**WHAT TO PRODUCE**: Search the entries below. Return every line that has "this" in it.

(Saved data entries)
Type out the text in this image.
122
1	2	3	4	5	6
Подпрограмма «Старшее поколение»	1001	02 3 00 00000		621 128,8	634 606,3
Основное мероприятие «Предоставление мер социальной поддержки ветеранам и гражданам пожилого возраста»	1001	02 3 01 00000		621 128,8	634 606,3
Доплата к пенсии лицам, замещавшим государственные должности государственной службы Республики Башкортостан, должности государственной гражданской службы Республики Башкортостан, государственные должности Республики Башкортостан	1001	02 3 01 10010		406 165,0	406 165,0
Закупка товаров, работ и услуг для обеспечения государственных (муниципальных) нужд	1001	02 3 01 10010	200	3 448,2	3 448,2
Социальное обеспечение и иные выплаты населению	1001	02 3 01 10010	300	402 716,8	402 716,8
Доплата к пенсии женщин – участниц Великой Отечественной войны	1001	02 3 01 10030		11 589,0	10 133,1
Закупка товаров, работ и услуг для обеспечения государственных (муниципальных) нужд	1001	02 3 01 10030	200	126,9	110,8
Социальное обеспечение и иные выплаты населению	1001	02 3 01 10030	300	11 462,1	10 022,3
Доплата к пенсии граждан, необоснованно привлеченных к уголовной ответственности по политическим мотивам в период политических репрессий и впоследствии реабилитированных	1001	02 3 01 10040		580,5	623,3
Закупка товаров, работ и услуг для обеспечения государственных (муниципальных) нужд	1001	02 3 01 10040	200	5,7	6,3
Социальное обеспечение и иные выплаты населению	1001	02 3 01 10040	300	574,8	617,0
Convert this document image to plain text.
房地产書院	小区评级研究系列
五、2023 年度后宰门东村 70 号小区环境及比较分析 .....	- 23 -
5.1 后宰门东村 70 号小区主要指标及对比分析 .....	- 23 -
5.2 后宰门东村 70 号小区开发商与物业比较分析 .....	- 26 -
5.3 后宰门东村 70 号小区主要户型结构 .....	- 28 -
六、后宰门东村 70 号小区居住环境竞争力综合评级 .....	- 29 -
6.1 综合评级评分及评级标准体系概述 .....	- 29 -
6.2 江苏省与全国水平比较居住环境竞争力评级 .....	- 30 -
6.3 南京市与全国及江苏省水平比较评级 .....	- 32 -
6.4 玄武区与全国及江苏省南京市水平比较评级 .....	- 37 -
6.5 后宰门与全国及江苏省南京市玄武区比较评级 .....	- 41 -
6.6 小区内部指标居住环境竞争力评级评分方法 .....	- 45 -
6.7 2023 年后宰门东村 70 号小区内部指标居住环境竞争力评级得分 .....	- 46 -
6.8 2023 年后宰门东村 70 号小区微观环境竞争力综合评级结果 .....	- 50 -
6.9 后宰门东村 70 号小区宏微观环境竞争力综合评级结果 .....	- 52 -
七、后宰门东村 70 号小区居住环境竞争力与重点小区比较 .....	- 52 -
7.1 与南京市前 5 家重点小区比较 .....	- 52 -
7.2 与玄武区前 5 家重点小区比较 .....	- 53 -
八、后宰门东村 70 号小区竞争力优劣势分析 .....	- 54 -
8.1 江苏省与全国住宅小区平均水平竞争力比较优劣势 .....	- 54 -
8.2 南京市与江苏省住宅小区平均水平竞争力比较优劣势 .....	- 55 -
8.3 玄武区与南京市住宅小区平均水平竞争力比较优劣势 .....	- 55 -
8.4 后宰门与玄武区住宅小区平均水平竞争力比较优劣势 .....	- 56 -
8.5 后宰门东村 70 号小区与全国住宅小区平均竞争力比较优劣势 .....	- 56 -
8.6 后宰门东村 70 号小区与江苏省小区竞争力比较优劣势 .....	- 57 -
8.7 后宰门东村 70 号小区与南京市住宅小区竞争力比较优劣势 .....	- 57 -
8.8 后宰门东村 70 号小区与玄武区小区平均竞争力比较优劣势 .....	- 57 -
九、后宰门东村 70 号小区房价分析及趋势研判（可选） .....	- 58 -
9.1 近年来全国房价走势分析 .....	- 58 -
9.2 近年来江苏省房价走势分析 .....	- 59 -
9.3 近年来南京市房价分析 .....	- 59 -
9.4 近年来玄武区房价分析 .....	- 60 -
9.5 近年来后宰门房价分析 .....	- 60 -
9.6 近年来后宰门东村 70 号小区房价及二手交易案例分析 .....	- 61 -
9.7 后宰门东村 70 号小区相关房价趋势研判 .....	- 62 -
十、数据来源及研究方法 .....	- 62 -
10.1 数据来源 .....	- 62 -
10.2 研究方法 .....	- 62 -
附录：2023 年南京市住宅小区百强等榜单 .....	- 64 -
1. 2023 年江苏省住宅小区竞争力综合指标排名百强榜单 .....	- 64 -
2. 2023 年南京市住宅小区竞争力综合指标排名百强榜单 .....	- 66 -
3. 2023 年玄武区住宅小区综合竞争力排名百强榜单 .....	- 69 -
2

---

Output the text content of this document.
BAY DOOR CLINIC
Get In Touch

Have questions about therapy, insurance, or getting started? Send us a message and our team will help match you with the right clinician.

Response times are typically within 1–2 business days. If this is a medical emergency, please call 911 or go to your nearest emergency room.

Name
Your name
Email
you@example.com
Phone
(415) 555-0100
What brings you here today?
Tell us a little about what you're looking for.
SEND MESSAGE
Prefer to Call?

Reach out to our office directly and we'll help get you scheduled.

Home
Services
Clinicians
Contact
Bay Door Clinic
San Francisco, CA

**RESULT OF THE EXERCISE**:
Type out the text in this image.
Convert this document image to plain text.
Output the text content of this document.
Response times are typically within 1–2 business days. If this is a medical emergency, please call 911 or go to your nearest emergency room.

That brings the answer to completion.